Go through the material and write it all out exactly, minus the pictures.

EXERCISE INPUTS:
★ ★ ★ ★ ★

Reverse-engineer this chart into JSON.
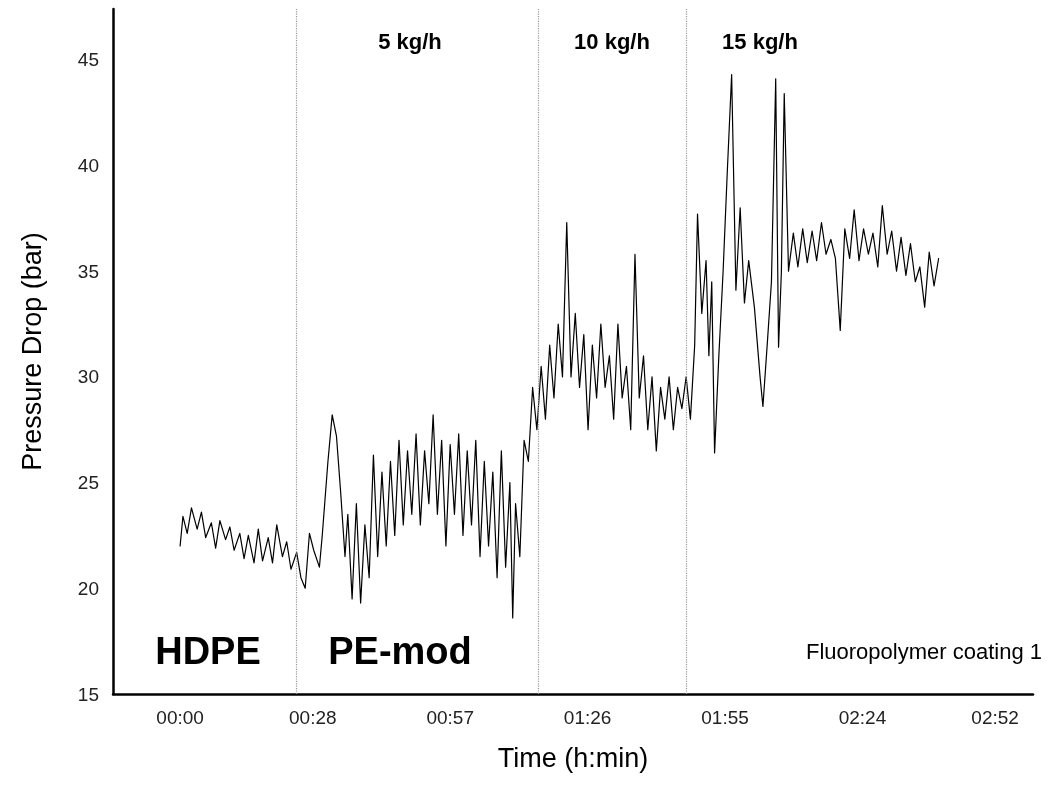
{
  "chart_data": {
    "type": "line",
    "xlabel": "Time (h:min)",
    "ylabel": "Pressure Drop (bar)",
    "annotations": [
      "5 kg/h",
      "10 kg/h",
      "15 kg/h",
      "HDPE",
      "PE-mod",
      "Fluoropolymer coating 1"
    ],
    "xlim": [
      -0.236,
      3.0
    ],
    "ylim": [
      15,
      47.4
    ],
    "xticks": [
      {
        "value": 0,
        "label": "00:00"
      },
      {
        "value": 0.4667,
        "label": "00:28"
      },
      {
        "value": 0.95,
        "label": "00:57"
      },
      {
        "value": 1.4333,
        "label": "01:26"
      },
      {
        "value": 1.9167,
        "label": "01:55"
      },
      {
        "value": 2.4,
        "label": "02:24"
      },
      {
        "value": 2.8667,
        "label": "02:52"
      }
    ],
    "yticks": [
      15,
      20,
      25,
      30,
      35,
      40,
      45
    ],
    "grid": false,
    "marker": "none",
    "line_style": "solid",
    "ref_lines": [
      {
        "axis": "x",
        "value": 0.41,
        "color": "#999999",
        "line_style": "dotted"
      },
      {
        "axis": "x",
        "value": 1.26,
        "color": "#999999",
        "line_style": "dotted"
      },
      {
        "axis": "x",
        "value": 1.78,
        "color": "#999999",
        "line_style": "dotted"
      }
    ],
    "series": [
      {
        "color": "#000000",
        "x": [
          0.0,
          0.01,
          0.025,
          0.04,
          0.06,
          0.075,
          0.09,
          0.11,
          0.125,
          0.14,
          0.16,
          0.175,
          0.19,
          0.21,
          0.225,
          0.24,
          0.26,
          0.275,
          0.29,
          0.31,
          0.325,
          0.34,
          0.36,
          0.375,
          0.39,
          0.41,
          0.425,
          0.44,
          0.455,
          0.47,
          0.49,
          0.5,
          0.52,
          0.535,
          0.55,
          0.565,
          0.58,
          0.59,
          0.605,
          0.62,
          0.635,
          0.65,
          0.665,
          0.68,
          0.695,
          0.71,
          0.725,
          0.74,
          0.755,
          0.77,
          0.785,
          0.8,
          0.815,
          0.83,
          0.845,
          0.86,
          0.875,
          0.89,
          0.905,
          0.92,
          0.935,
          0.95,
          0.965,
          0.98,
          0.995,
          1.01,
          1.025,
          1.04,
          1.055,
          1.07,
          1.085,
          1.1,
          1.115,
          1.13,
          1.145,
          1.16,
          1.17,
          1.18,
          1.195,
          1.21,
          1.225,
          1.24,
          1.255,
          1.27,
          1.285,
          1.3,
          1.315,
          1.33,
          1.345,
          1.36,
          1.375,
          1.39,
          1.405,
          1.42,
          1.435,
          1.45,
          1.465,
          1.48,
          1.495,
          1.51,
          1.525,
          1.54,
          1.555,
          1.57,
          1.585,
          1.6,
          1.615,
          1.63,
          1.645,
          1.66,
          1.675,
          1.69,
          1.705,
          1.72,
          1.735,
          1.75,
          1.765,
          1.78,
          1.795,
          1.81,
          1.82,
          1.835,
          1.85,
          1.86,
          1.87,
          1.88,
          1.895,
          1.91,
          1.925,
          1.94,
          1.955,
          1.97,
          1.985,
          2.0,
          2.02,
          2.04,
          2.05,
          2.065,
          2.08,
          2.095,
          2.105,
          2.115,
          2.125,
          2.14,
          2.157,
          2.173,
          2.19,
          2.206,
          2.223,
          2.239,
          2.256,
          2.272,
          2.289,
          2.305,
          2.322,
          2.338,
          2.355,
          2.371,
          2.388,
          2.404,
          2.421,
          2.437,
          2.454,
          2.47,
          2.487,
          2.503,
          2.52,
          2.536,
          2.553,
          2.569,
          2.586,
          2.602,
          2.619,
          2.635,
          2.652,
          2.668
        ],
        "values": [
          22.0,
          23.4,
          22.6,
          23.8,
          22.8,
          23.6,
          22.4,
          23.1,
          21.9,
          23.2,
          22.3,
          22.9,
          21.8,
          22.6,
          21.4,
          22.5,
          21.2,
          22.8,
          21.3,
          22.4,
          21.2,
          23.0,
          21.5,
          22.2,
          20.9,
          21.7,
          20.5,
          20.0,
          22.6,
          21.8,
          21.0,
          22.5,
          26.0,
          28.2,
          27.2,
          24.5,
          21.5,
          23.5,
          19.5,
          24.0,
          19.3,
          23.0,
          20.5,
          26.3,
          21.5,
          25.5,
          22.0,
          26.0,
          22.5,
          27.0,
          23.0,
          26.5,
          23.5,
          27.3,
          23.0,
          26.5,
          24.0,
          28.2,
          23.5,
          27.0,
          22.0,
          26.8,
          23.5,
          27.3,
          22.5,
          26.5,
          23.0,
          27.0,
          21.5,
          26.0,
          22.0,
          25.5,
          20.5,
          26.5,
          21.0,
          25.0,
          18.6,
          24.0,
          21.5,
          27.0,
          26.0,
          29.5,
          27.5,
          30.5,
          28.0,
          31.5,
          29.0,
          32.5,
          30.0,
          37.3,
          30.0,
          33.0,
          29.5,
          32.0,
          27.5,
          31.5,
          29.0,
          32.5,
          29.5,
          31.0,
          28.0,
          32.5,
          29.0,
          30.5,
          27.5,
          35.8,
          29.0,
          31.0,
          27.5,
          30.0,
          26.5,
          29.5,
          28.0,
          30.0,
          27.5,
          29.5,
          28.5,
          30.0,
          28.0,
          31.5,
          37.7,
          33.0,
          35.5,
          31.0,
          34.5,
          26.4,
          31.0,
          35.0,
          39.8,
          44.3,
          34.1,
          38.0,
          33.5,
          35.5,
          33.3,
          30.0,
          28.6,
          31.5,
          34.5,
          44.1,
          31.4,
          35.0,
          43.4,
          35.0,
          36.8,
          35.2,
          37.0,
          35.4,
          36.9,
          35.5,
          37.3,
          35.8,
          36.5,
          35.6,
          32.2,
          37.0,
          35.6,
          37.9,
          35.5,
          37.0,
          35.8,
          36.8,
          35.2,
          38.1,
          35.8,
          36.9,
          35.0,
          36.6,
          34.8,
          36.3,
          34.5,
          35.2,
          33.3,
          35.9,
          34.3,
          35.6
        ]
      }
    ]
  }
}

★ ★ ★ ★ ★

COMPLETE OUTPUT:
Reverse-engineer this chart into JSON.
{
  "chart_data": {
    "type": "line",
    "xlabel": "Time (h:min)",
    "ylabel": "Pressure Drop (bar)",
    "annotations": [
      "5 kg/h",
      "10 kg/h",
      "15 kg/h",
      "HDPE",
      "PE-mod",
      "Fluoropolymer coating 1"
    ],
    "xlim": [
      -0.236,
      3.0
    ],
    "ylim": [
      15,
      47.4
    ],
    "xticks": [
      {
        "value": 0,
        "label": "00:00"
      },
      {
        "value": 0.4667,
        "label": "00:28"
      },
      {
        "value": 0.95,
        "label": "00:57"
      },
      {
        "value": 1.4333,
        "label": "01:26"
      },
      {
        "value": 1.9167,
        "label": "01:55"
      },
      {
        "value": 2.4,
        "label": "02:24"
      },
      {
        "value": 2.8667,
        "label": "02:52"
      }
    ],
    "yticks": [
      15,
      20,
      25,
      30,
      35,
      40,
      45
    ],
    "grid": false,
    "marker": "none",
    "line_style": "solid",
    "ref_lines": [
      {
        "axis": "x",
        "value": 0.41,
        "color": "#999999",
        "line_style": "dotted"
      },
      {
        "axis": "x",
        "value": 1.26,
        "color": "#999999",
        "line_style": "dotted"
      },
      {
        "axis": "x",
        "value": 1.78,
        "color": "#999999",
        "line_style": "dotted"
      }
    ],
    "series": [
      {
        "color": "#000000",
        "x": [
          0.0,
          0.01,
          0.025,
          0.04,
          0.06,
          0.075,
          0.09,
          0.11,
          0.125,
          0.14,
          0.16,
          0.175,
          0.19,
          0.21,
          0.225,
          0.24,
          0.26,
          0.275,
          0.29,
          0.31,
          0.325,
          0.34,
          0.36,
          0.375,
          0.39,
          0.41,
          0.425,
          0.44,
          0.455,
          0.47,
          0.49,
          0.5,
          0.52,
          0.535,
          0.55,
          0.565,
          0.58,
          0.59,
          0.605,
          0.62,
          0.635,
          0.65,
          0.665,
          0.68,
          0.695,
          0.71,
          0.725,
          0.74,
          0.755,
          0.77,
          0.785,
          0.8,
          0.815,
          0.83,
          0.845,
          0.86,
          0.875,
          0.89,
          0.905,
          0.92,
          0.935,
          0.95,
          0.965,
          0.98,
          0.995,
          1.01,
          1.025,
          1.04,
          1.055,
          1.07,
          1.085,
          1.1,
          1.115,
          1.13,
          1.145,
          1.16,
          1.17,
          1.18,
          1.195,
          1.21,
          1.225,
          1.24,
          1.255,
          1.27,
          1.285,
          1.3,
          1.315,
          1.33,
          1.345,
          1.36,
          1.375,
          1.39,
          1.405,
          1.42,
          1.435,
          1.45,
          1.465,
          1.48,
          1.495,
          1.51,
          1.525,
          1.54,
          1.555,
          1.57,
          1.585,
          1.6,
          1.615,
          1.63,
          1.645,
          1.66,
          1.675,
          1.69,
          1.705,
          1.72,
          1.735,
          1.75,
          1.765,
          1.78,
          1.795,
          1.81,
          1.82,
          1.835,
          1.85,
          1.86,
          1.87,
          1.88,
          1.895,
          1.91,
          1.925,
          1.94,
          1.955,
          1.97,
          1.985,
          2.0,
          2.02,
          2.04,
          2.05,
          2.065,
          2.08,
          2.095,
          2.105,
          2.115,
          2.125,
          2.14,
          2.157,
          2.173,
          2.19,
          2.206,
          2.223,
          2.239,
          2.256,
          2.272,
          2.289,
          2.305,
          2.322,
          2.338,
          2.355,
          2.371,
          2.388,
          2.404,
          2.421,
          2.437,
          2.454,
          2.47,
          2.487,
          2.503,
          2.52,
          2.536,
          2.553,
          2.569,
          2.586,
          2.602,
          2.619,
          2.635,
          2.652,
          2.668
        ],
        "values": [
          22.0,
          23.4,
          22.6,
          23.8,
          22.8,
          23.6,
          22.4,
          23.1,
          21.9,
          23.2,
          22.3,
          22.9,
          21.8,
          22.6,
          21.4,
          22.5,
          21.2,
          22.8,
          21.3,
          22.4,
          21.2,
          23.0,
          21.5,
          22.2,
          20.9,
          21.7,
          20.5,
          20.0,
          22.6,
          21.8,
          21.0,
          22.5,
          26.0,
          28.2,
          27.2,
          24.5,
          21.5,
          23.5,
          19.5,
          24.0,
          19.3,
          23.0,
          20.5,
          26.3,
          21.5,
          25.5,
          22.0,
          26.0,
          22.5,
          27.0,
          23.0,
          26.5,
          23.5,
          27.3,
          23.0,
          26.5,
          24.0,
          28.2,
          23.5,
          27.0,
          22.0,
          26.8,
          23.5,
          27.3,
          22.5,
          26.5,
          23.0,
          27.0,
          21.5,
          26.0,
          22.0,
          25.5,
          20.5,
          26.5,
          21.0,
          25.0,
          18.6,
          24.0,
          21.5,
          27.0,
          26.0,
          29.5,
          27.5,
          30.5,
          28.0,
          31.5,
          29.0,
          32.5,
          30.0,
          37.3,
          30.0,
          33.0,
          29.5,
          32.0,
          27.5,
          31.5,
          29.0,
          32.5,
          29.5,
          31.0,
          28.0,
          32.5,
          29.0,
          30.5,
          27.5,
          35.8,
          29.0,
          31.0,
          27.5,
          30.0,
          26.5,
          29.5,
          28.0,
          30.0,
          27.5,
          29.5,
          28.5,
          30.0,
          28.0,
          31.5,
          37.7,
          33.0,
          35.5,
          31.0,
          34.5,
          26.4,
          31.0,
          35.0,
          39.8,
          44.3,
          34.1,
          38.0,
          33.5,
          35.5,
          33.3,
          30.0,
          28.6,
          31.5,
          34.5,
          44.1,
          31.4,
          35.0,
          43.4,
          35.0,
          36.8,
          35.2,
          37.0,
          35.4,
          36.9,
          35.5,
          37.3,
          35.8,
          36.5,
          35.6,
          32.2,
          37.0,
          35.6,
          37.9,
          35.5,
          37.0,
          35.8,
          36.8,
          35.2,
          38.1,
          35.8,
          36.9,
          35.0,
          36.6,
          34.8,
          36.3,
          34.5,
          35.2,
          33.3,
          35.9,
          34.3,
          35.6
        ]
      }
    ]
  }
}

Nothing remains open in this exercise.